### TASK OBJECTIVE
Every entry must be repeated exactly. Exclude all pictures.
═══ PROVIDED RECORDS
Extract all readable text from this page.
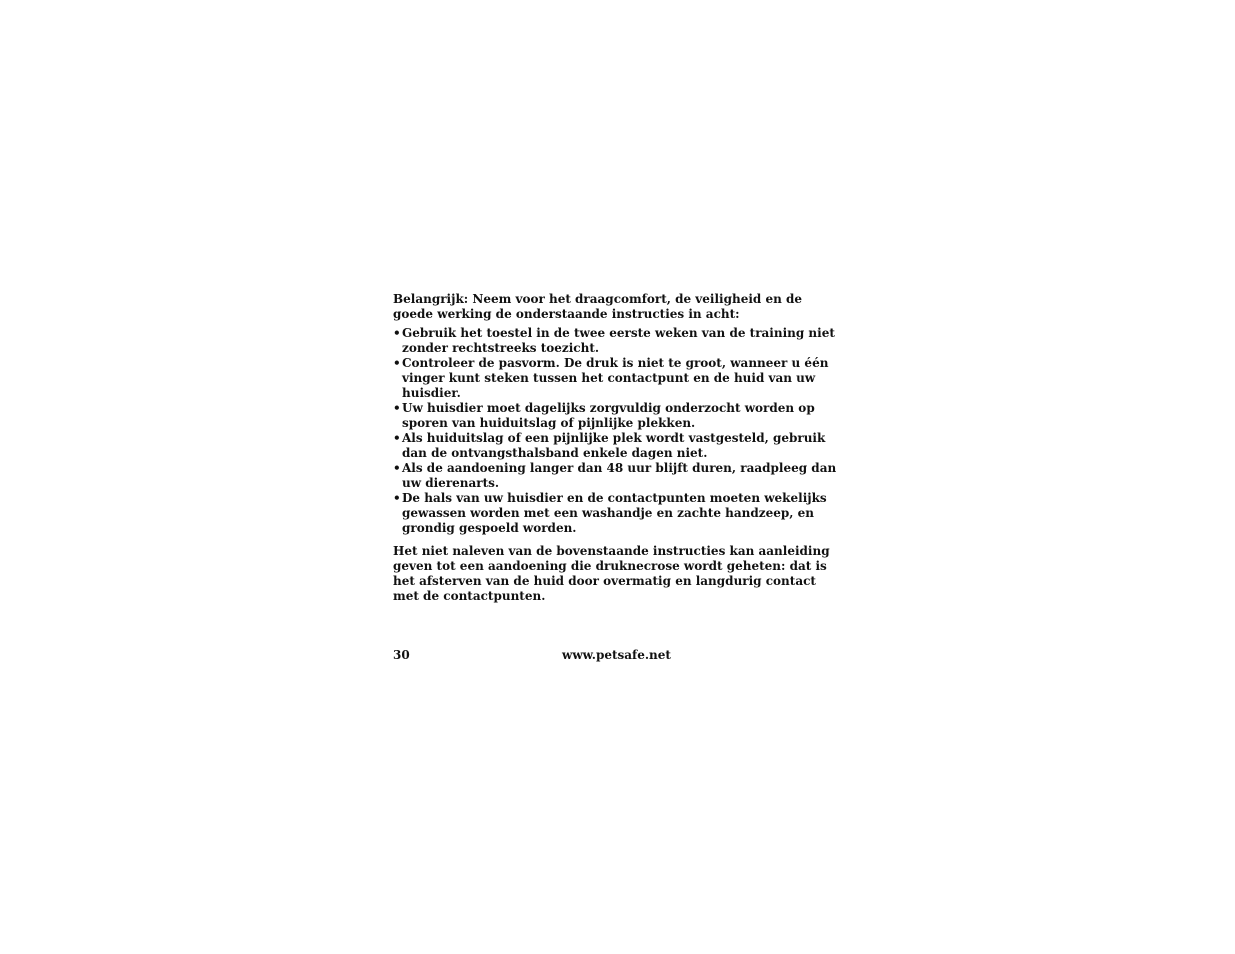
Belangrijk: Neem voor het draagcomfort, de veiligheid en de goede werking de onderstaande instructies in acht:

• Gebruik het toestel in de twee eerste weken van de training niet zonder rechtstreeks toezicht.
• Controleer de pasvorm. De druk is niet te groot, wanneer u één vinger kunt steken tussen het contactpunt en de huid van uw huisdier.
• Uw huisdier moet dagelijks zorgvuldig onderzocht worden op sporen van huiduitslag of pijnlijke plekken.
• Als huiduitslag of een pijnlijke plek wordt vastgesteld, gebruik dan de ontvangsthalsband enkele dagen niet.
• Als de aandoening langer dan 48 uur blijft duren, raadpleeg dan uw dierenarts.
• De hals van uw huisdier en de contactpunten moeten wekelijks gewassen worden met een washandje en zachte handzeep, en grondig gespoeld worden.

Het niet naleven van de bovenstaande instructies kan aanleiding geven tot een aandoening die druknecrose wordt geheten: dat is het afsterven van de huid door overmatig en langdurig contact met de contactpunten.

30	www.petsafe.net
══════
### PROBLEM SOLUTION
Extract all readable text from this page.
Belangrijk: Neem voor het draagcomfort, de veiligheid en de goede werking de onderstaande instructies in acht:

• Gebruik het toestel in de twee eerste weken van de training niet zonder rechtstreeks toezicht.
• Controleer de pasvorm. De druk is niet te groot, wanneer u één vinger kunt steken tussen het contactpunt en de huid van uw huisdier.
• Uw huisdier moet dagelijks zorgvuldig onderzocht worden op sporen van huiduitslag of pijnlijke plekken.
• Als huiduitslag of een pijnlijke plek wordt vastgesteld, gebruik dan de ontvangsthalsband enkele dagen niet.
• Als de aandoening langer dan 48 uur blijft duren, raadpleeg dan uw dierenarts.
• De hals van uw huisdier en de contactpunten moeten wekelijks gewassen worden met een washandje en zachte handzeep, en grondig gespoeld worden.

Het niet naleven van de bovenstaande instructies kan aanleiding geven tot een aandoening die druknecrose wordt geheten: dat is het afsterven van de huid door overmatig en langdurig contact met de contactpunten.

30	www.petsafe.net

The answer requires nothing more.